Transcribe the data in full and exactly, omitting any pictures.

▶ _Dataset records_:
☆ ☆ ☆ ☆
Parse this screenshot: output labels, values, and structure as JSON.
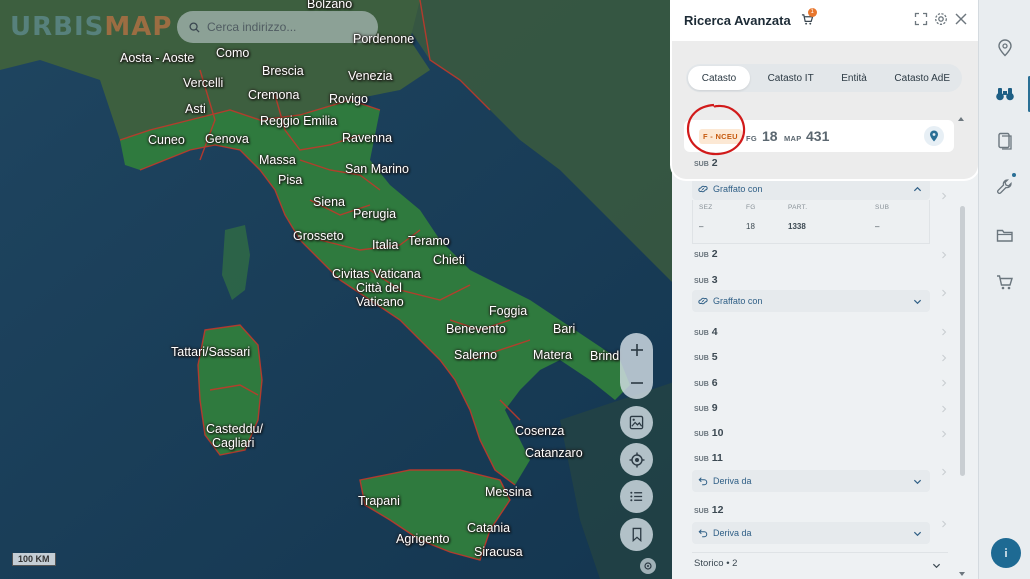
{
  "map": {
    "logo_part1": "URBIS",
    "logo_part2": "MAP",
    "search_placeholder": "Cerca indirizzo...",
    "scale_label": "100 KM",
    "cities": [
      {
        "name": "Bolzano",
        "id": "bolzano"
      },
      {
        "name": "Como",
        "id": "como"
      },
      {
        "name": "Pordenone",
        "id": "pordenone"
      },
      {
        "name": "Aosta - Aoste",
        "id": "aosta"
      },
      {
        "name": "Brescia",
        "id": "brescia"
      },
      {
        "name": "Venezia",
        "id": "venezia"
      },
      {
        "name": "Vercelli",
        "id": "vercelli"
      },
      {
        "name": "Cremona",
        "id": "cremona"
      },
      {
        "name": "Rovigo",
        "id": "rovigo"
      },
      {
        "name": "Asti",
        "id": "asti"
      },
      {
        "name": "Reggio Emilia",
        "id": "reggio-emilia"
      },
      {
        "name": "Ravenna",
        "id": "ravenna"
      },
      {
        "name": "Cuneo",
        "id": "cuneo"
      },
      {
        "name": "Genova",
        "id": "genova"
      },
      {
        "name": "Massa",
        "id": "massa"
      },
      {
        "name": "San Marino",
        "id": "san-marino"
      },
      {
        "name": "Pisa",
        "id": "pisa"
      },
      {
        "name": "Siena",
        "id": "siena"
      },
      {
        "name": "Perugia",
        "id": "perugia"
      },
      {
        "name": "Grosseto",
        "id": "grosseto"
      },
      {
        "name": "Italia",
        "id": "italia"
      },
      {
        "name": "Teramo",
        "id": "teramo"
      },
      {
        "name": "Chieti",
        "id": "chieti"
      },
      {
        "name": "Civitas Vaticana",
        "id": "civitas-vaticana"
      },
      {
        "name": "Città del",
        "id": "citta-del"
      },
      {
        "name": "Vaticano",
        "id": "vaticano"
      },
      {
        "name": "Foggia",
        "id": "foggia"
      },
      {
        "name": "Benevento",
        "id": "benevento"
      },
      {
        "name": "Bari",
        "id": "bari"
      },
      {
        "name": "Tattari/Sassari",
        "id": "sassari"
      },
      {
        "name": "Salerno",
        "id": "salerno"
      },
      {
        "name": "Matera",
        "id": "matera"
      },
      {
        "name": "Brind",
        "id": "brindisi"
      },
      {
        "name": "Casteddu/",
        "id": "casteddu"
      },
      {
        "name": "Cagliari",
        "id": "cagliari"
      },
      {
        "name": "Cosenza",
        "id": "cosenza"
      },
      {
        "name": "Catanzaro",
        "id": "catanzaro"
      },
      {
        "name": "Messina",
        "id": "messina"
      },
      {
        "name": "Trapani",
        "id": "trapani"
      },
      {
        "name": "Catania",
        "id": "catania"
      },
      {
        "name": "Agrigento",
        "id": "agrigento"
      },
      {
        "name": "Siracusa",
        "id": "siracusa"
      }
    ]
  },
  "panel": {
    "title": "Ricerca Avanzata",
    "cart_count": "1",
    "tabs": [
      "Catasto",
      "Catasto IT",
      "Entità",
      "Catasto AdE"
    ],
    "active_tab": "Catasto",
    "card": {
      "badge": "F - NCEU",
      "fg_label": "FG",
      "fg_value": "18",
      "map_label": "MAP",
      "map_value": "431",
      "sub_label": "SUB",
      "sub_value": "2"
    },
    "graffato_label": "Graffato con",
    "graffato_table": {
      "headers": [
        "SEZ",
        "FG",
        "PART.",
        "SUB"
      ],
      "values": [
        "–",
        "18",
        "1338",
        "–"
      ]
    },
    "subs": [
      {
        "label": "SUB",
        "value": "2"
      },
      {
        "label": "SUB",
        "value": "3"
      },
      {
        "label": "SUB",
        "value": "4"
      },
      {
        "label": "SUB",
        "value": "5"
      },
      {
        "label": "SUB",
        "value": "6"
      },
      {
        "label": "SUB",
        "value": "9"
      },
      {
        "label": "SUB",
        "value": "10"
      },
      {
        "label": "SUB",
        "value": "11"
      },
      {
        "label": "SUB",
        "value": "12"
      }
    ],
    "deriva_label": "Deriva da",
    "storico_label": "Storico • 2"
  },
  "colors": {
    "accent": "#2a6f95",
    "badge_text": "#c65a0f",
    "badge_bg": "#fce8d4",
    "highlight_circle": "#d11a1a",
    "map_land": "#2f7a3e",
    "map_border": "#c0392b"
  }
}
☆ ☆ ☆ ☆
▶ _ANSWER FOR THIS EXERCISE_:
Parse this screenshot: output labels, values, and structure as JSON.
{
  "map": {
    "logo_part1": "URBIS",
    "logo_part2": "MAP",
    "search_placeholder": "Cerca indirizzo...",
    "scale_label": "100 KM",
    "cities": [
      {
        "name": "Bolzano",
        "id": "bolzano"
      },
      {
        "name": "Como",
        "id": "como"
      },
      {
        "name": "Pordenone",
        "id": "pordenone"
      },
      {
        "name": "Aosta - Aoste",
        "id": "aosta"
      },
      {
        "name": "Brescia",
        "id": "brescia"
      },
      {
        "name": "Venezia",
        "id": "venezia"
      },
      {
        "name": "Vercelli",
        "id": "vercelli"
      },
      {
        "name": "Cremona",
        "id": "cremona"
      },
      {
        "name": "Rovigo",
        "id": "rovigo"
      },
      {
        "name": "Asti",
        "id": "asti"
      },
      {
        "name": "Reggio Emilia",
        "id": "reggio-emilia"
      },
      {
        "name": "Ravenna",
        "id": "ravenna"
      },
      {
        "name": "Cuneo",
        "id": "cuneo"
      },
      {
        "name": "Genova",
        "id": "genova"
      },
      {
        "name": "Massa",
        "id": "massa"
      },
      {
        "name": "San Marino",
        "id": "san-marino"
      },
      {
        "name": "Pisa",
        "id": "pisa"
      },
      {
        "name": "Siena",
        "id": "siena"
      },
      {
        "name": "Perugia",
        "id": "perugia"
      },
      {
        "name": "Grosseto",
        "id": "grosseto"
      },
      {
        "name": "Italia",
        "id": "italia"
      },
      {
        "name": "Teramo",
        "id": "teramo"
      },
      {
        "name": "Chieti",
        "id": "chieti"
      },
      {
        "name": "Civitas Vaticana",
        "id": "civitas-vaticana"
      },
      {
        "name": "Città del",
        "id": "citta-del"
      },
      {
        "name": "Vaticano",
        "id": "vaticano"
      },
      {
        "name": "Foggia",
        "id": "foggia"
      },
      {
        "name": "Benevento",
        "id": "benevento"
      },
      {
        "name": "Bari",
        "id": "bari"
      },
      {
        "name": "Tattari/Sassari",
        "id": "sassari"
      },
      {
        "name": "Salerno",
        "id": "salerno"
      },
      {
        "name": "Matera",
        "id": "matera"
      },
      {
        "name": "Brind",
        "id": "brindisi"
      },
      {
        "name": "Casteddu/",
        "id": "casteddu"
      },
      {
        "name": "Cagliari",
        "id": "cagliari"
      },
      {
        "name": "Cosenza",
        "id": "cosenza"
      },
      {
        "name": "Catanzaro",
        "id": "catanzaro"
      },
      {
        "name": "Messina",
        "id": "messina"
      },
      {
        "name": "Trapani",
        "id": "trapani"
      },
      {
        "name": "Catania",
        "id": "catania"
      },
      {
        "name": "Agrigento",
        "id": "agrigento"
      },
      {
        "name": "Siracusa",
        "id": "siracusa"
      }
    ]
  },
  "panel": {
    "title": "Ricerca Avanzata",
    "cart_count": "1",
    "tabs": [
      "Catasto",
      "Catasto IT",
      "Entità",
      "Catasto AdE"
    ],
    "active_tab": "Catasto",
    "card": {
      "badge": "F - NCEU",
      "fg_label": "FG",
      "fg_value": "18",
      "map_label": "MAP",
      "map_value": "431",
      "sub_label": "SUB",
      "sub_value": "2"
    },
    "graffato_label": "Graffato con",
    "graffato_table": {
      "headers": [
        "SEZ",
        "FG",
        "PART.",
        "SUB"
      ],
      "values": [
        "–",
        "18",
        "1338",
        "–"
      ]
    },
    "subs": [
      {
        "label": "SUB",
        "value": "2"
      },
      {
        "label": "SUB",
        "value": "3"
      },
      {
        "label": "SUB",
        "value": "4"
      },
      {
        "label": "SUB",
        "value": "5"
      },
      {
        "label": "SUB",
        "value": "6"
      },
      {
        "label": "SUB",
        "value": "9"
      },
      {
        "label": "SUB",
        "value": "10"
      },
      {
        "label": "SUB",
        "value": "11"
      },
      {
        "label": "SUB",
        "value": "12"
      }
    ],
    "deriva_label": "Deriva da",
    "storico_label": "Storico • 2"
  },
  "colors": {
    "accent": "#2a6f95",
    "badge_text": "#c65a0f",
    "badge_bg": "#fce8d4",
    "highlight_circle": "#d11a1a",
    "map_land": "#2f7a3e",
    "map_border": "#c0392b"
  }
}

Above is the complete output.